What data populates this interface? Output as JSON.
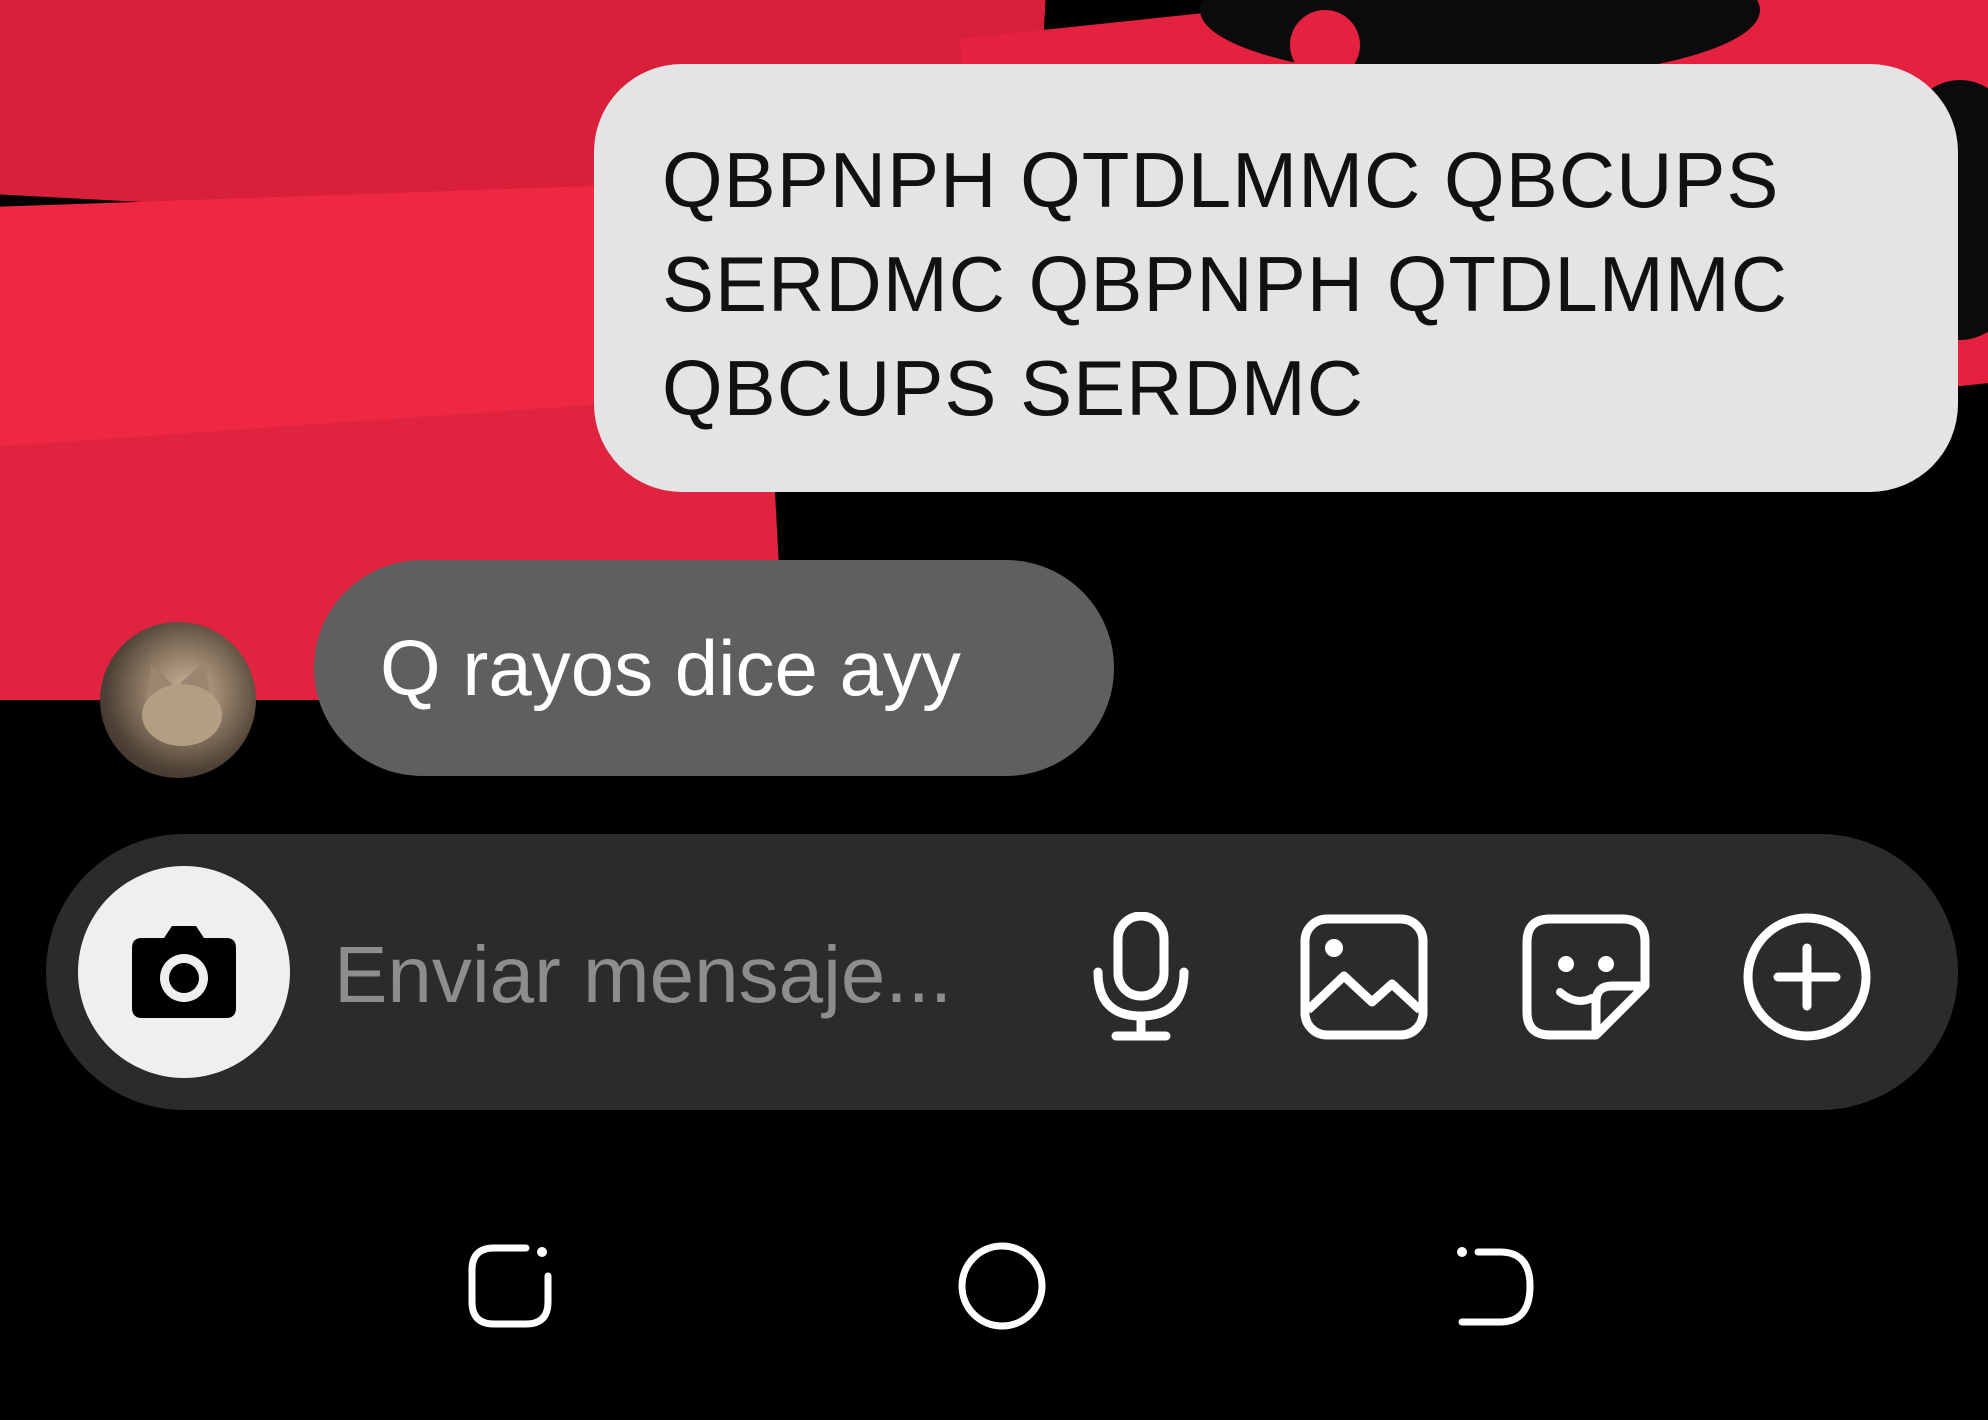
{
  "chat": {
    "messages": [
      {
        "direction": "outgoing",
        "lines": [
          "QBPNPH QTDLMMC QBCUPS",
          "SERDMC QBPNPH QTDLMMC",
          "QBCUPS SERDMC"
        ]
      },
      {
        "direction": "incoming",
        "text": "Q rayos dice ayy"
      }
    ]
  },
  "composer": {
    "placeholder": "Enviar mensaje...",
    "icons": [
      "camera-icon",
      "microphone-icon",
      "gallery-icon",
      "sticker-icon",
      "plus-icon"
    ]
  },
  "navigation_bar": {
    "icons": [
      "recent-apps-icon",
      "home-icon",
      "back-icon"
    ]
  },
  "colors": {
    "outgoing_bubble": "#e4e4e6",
    "incoming_bubble": "#5f5f61",
    "composer_bg": "#2b2b2d",
    "background_red": "#e4213f"
  }
}
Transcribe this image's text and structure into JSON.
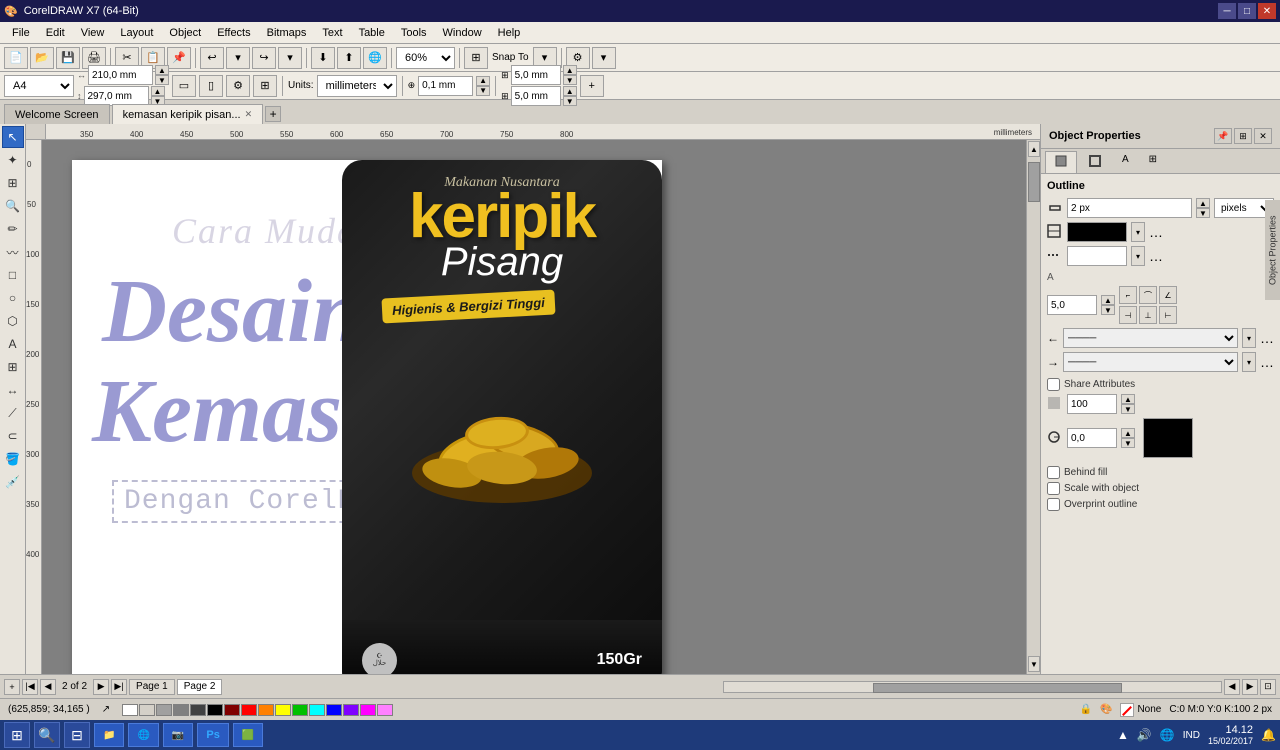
{
  "titlebar": {
    "title": "CorelDRAW X7 (64-Bit)",
    "icon": "🎨"
  },
  "menubar": {
    "items": [
      "File",
      "Edit",
      "View",
      "Layout",
      "Object",
      "Effects",
      "Bitmaps",
      "Text",
      "Table",
      "Tools",
      "Window",
      "Help"
    ]
  },
  "toolbar1": {
    "zoom_label": "60%",
    "snap_label": "Snap To"
  },
  "toolbar2": {
    "paper_size": "A4",
    "width_label": "210,0 mm",
    "height_label": "297,0 mm",
    "units_label": "millimeters",
    "nudge_label": "0,1 mm",
    "grid_x": "5,0 mm",
    "grid_y": "5,0 mm"
  },
  "tabs": {
    "items": [
      "Welcome Screen",
      "kemasan keripik pisan..."
    ],
    "active": 1
  },
  "canvas": {
    "text_cara_mudah": "Cara Mudah",
    "text_desain": "Desain",
    "text_kemasan": "Kemasan",
    "text_dengan": "Dengan CorelDraw X7",
    "bag_top": "Makanan Nusantara",
    "bag_title1": "keripik",
    "bag_title2": "Pisang",
    "bag_subtitle": "Higienis & Bergizi Tinggi",
    "bag_weight": "150Gr"
  },
  "right_panel": {
    "title": "Object Properties",
    "section": "Outline",
    "size_value": "2 px",
    "size_unit": "pixels",
    "num_value": "5,0",
    "opacity_value": "100",
    "angle_value": "0,0",
    "share_attrs_label": "Share Attributes",
    "behind_fill_label": "Behind fill",
    "scale_object_label": "Scale with object",
    "overprint_label": "Overprint outline"
  },
  "bottom_nav": {
    "page_info": "2 of 2",
    "page1_label": "Page 1",
    "page2_label": "Page 2"
  },
  "status_bar": {
    "coords": "(625,859; 34,165 )",
    "fill_label": "C:0 M:0 Y:0 K:100  2 px",
    "fill_type": "None"
  },
  "taskbar": {
    "time": "14.12",
    "date": "15/02/2017",
    "lang": "IND",
    "apps": [
      "",
      "🔍",
      "📁",
      "🌐",
      "📷",
      "🎭",
      "🟩"
    ]
  },
  "colors": {
    "accent_blue": "#7070c0",
    "bag_yellow": "#f0c020",
    "bag_dark": "#1a1a1a",
    "outline_black": "#000000",
    "swatch_colors": [
      "#ffffff",
      "#d4d0c8",
      "#a0a0a0",
      "#808080",
      "#404040",
      "#000000",
      "#800000",
      "#ff0000",
      "#ff8000",
      "#ffff00",
      "#00ff00",
      "#00ffff",
      "#0000ff",
      "#8000ff"
    ]
  }
}
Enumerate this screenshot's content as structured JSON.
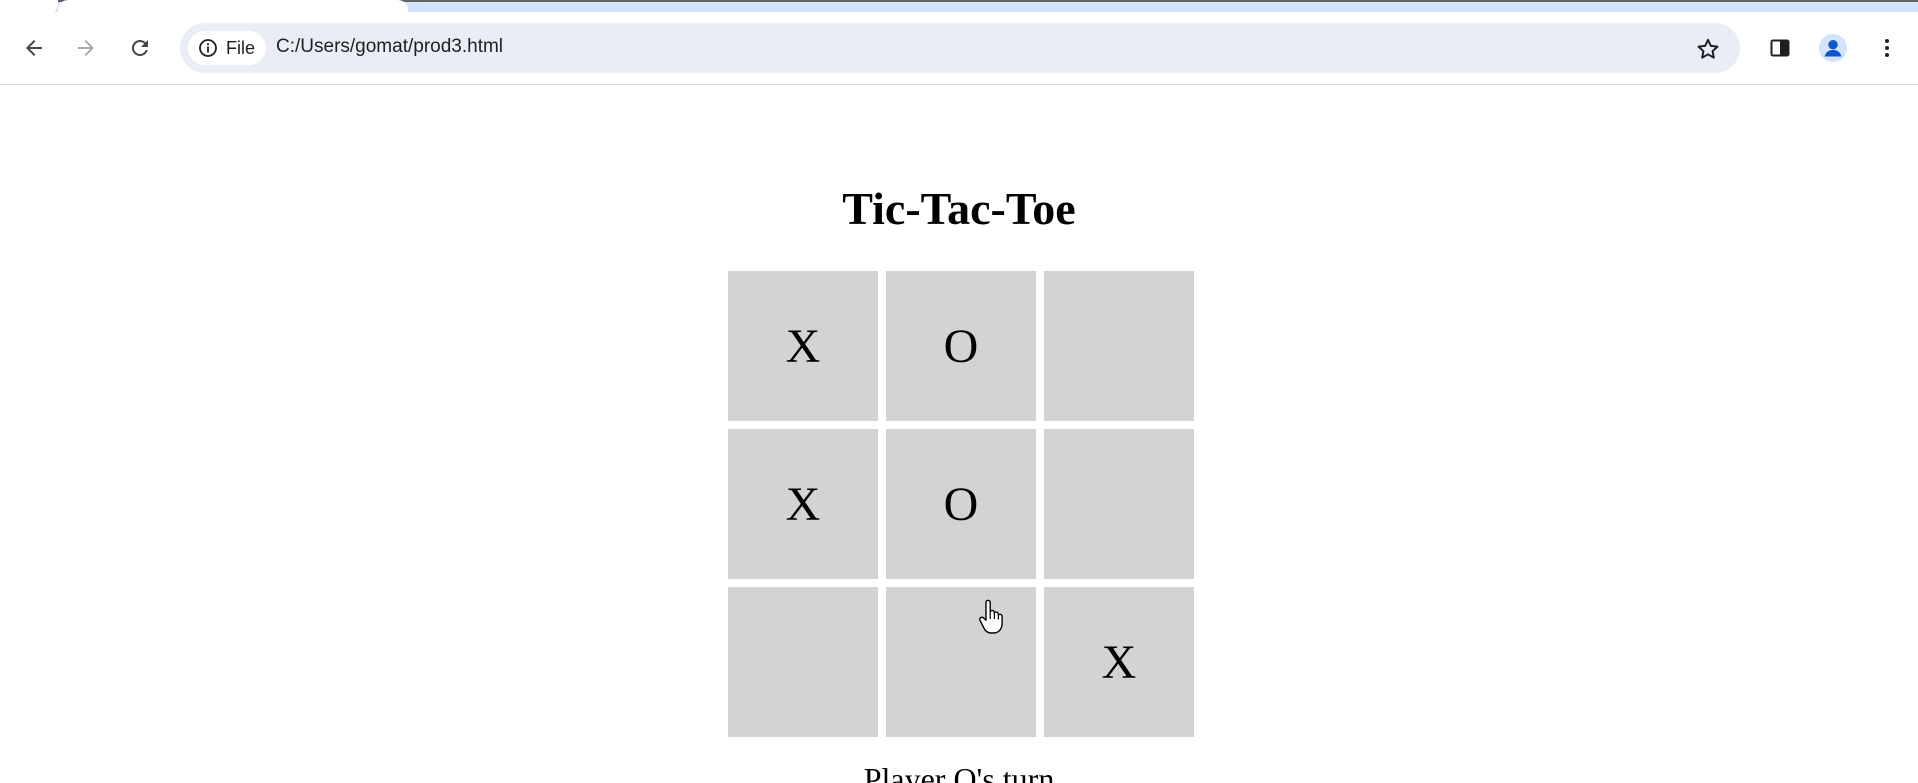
{
  "browser": {
    "site_chip_label": "File",
    "url": "C:/Users/gomat/prod3.html",
    "icons": {
      "back": "arrow-left-icon",
      "forward": "arrow-right-icon",
      "reload": "reload-icon",
      "info": "info-icon",
      "bookmark": "star-icon",
      "side_panel": "side-panel-icon",
      "profile": "profile-avatar-icon",
      "menu": "kebab-menu-icon"
    },
    "colors": {
      "tabstrip": "#d3e3fd",
      "omnibox": "#e9edf5",
      "profile_accent": "#0b57d0"
    }
  },
  "page": {
    "title": "Tic-Tac-Toe",
    "board": {
      "cells": [
        "X",
        "O",
        "",
        "X",
        "O",
        "",
        "",
        "",
        "X"
      ],
      "cell_color": "#d3d3d3"
    },
    "status": "Player O's turn"
  }
}
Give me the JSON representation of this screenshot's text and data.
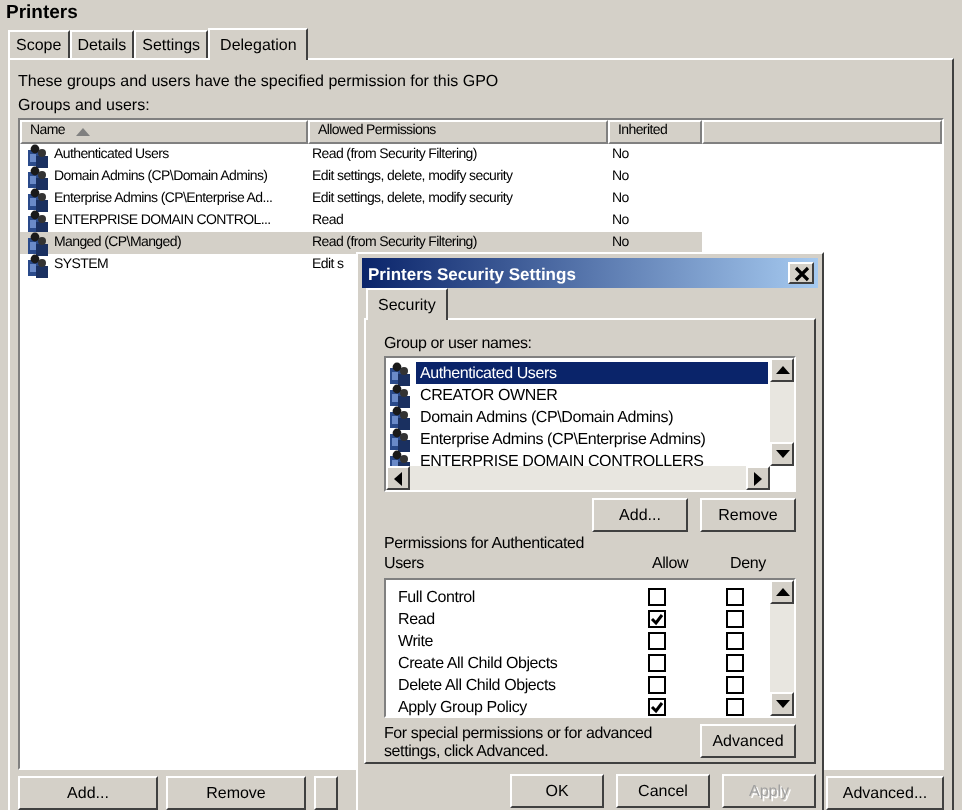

--- --- ---

#### [Required task]
List every line above that contains the word "screenshot".

#### [Solution]
Enumerate this screenshot's content as structured JSON.
Give me the JSON representation of this screenshot's text and data.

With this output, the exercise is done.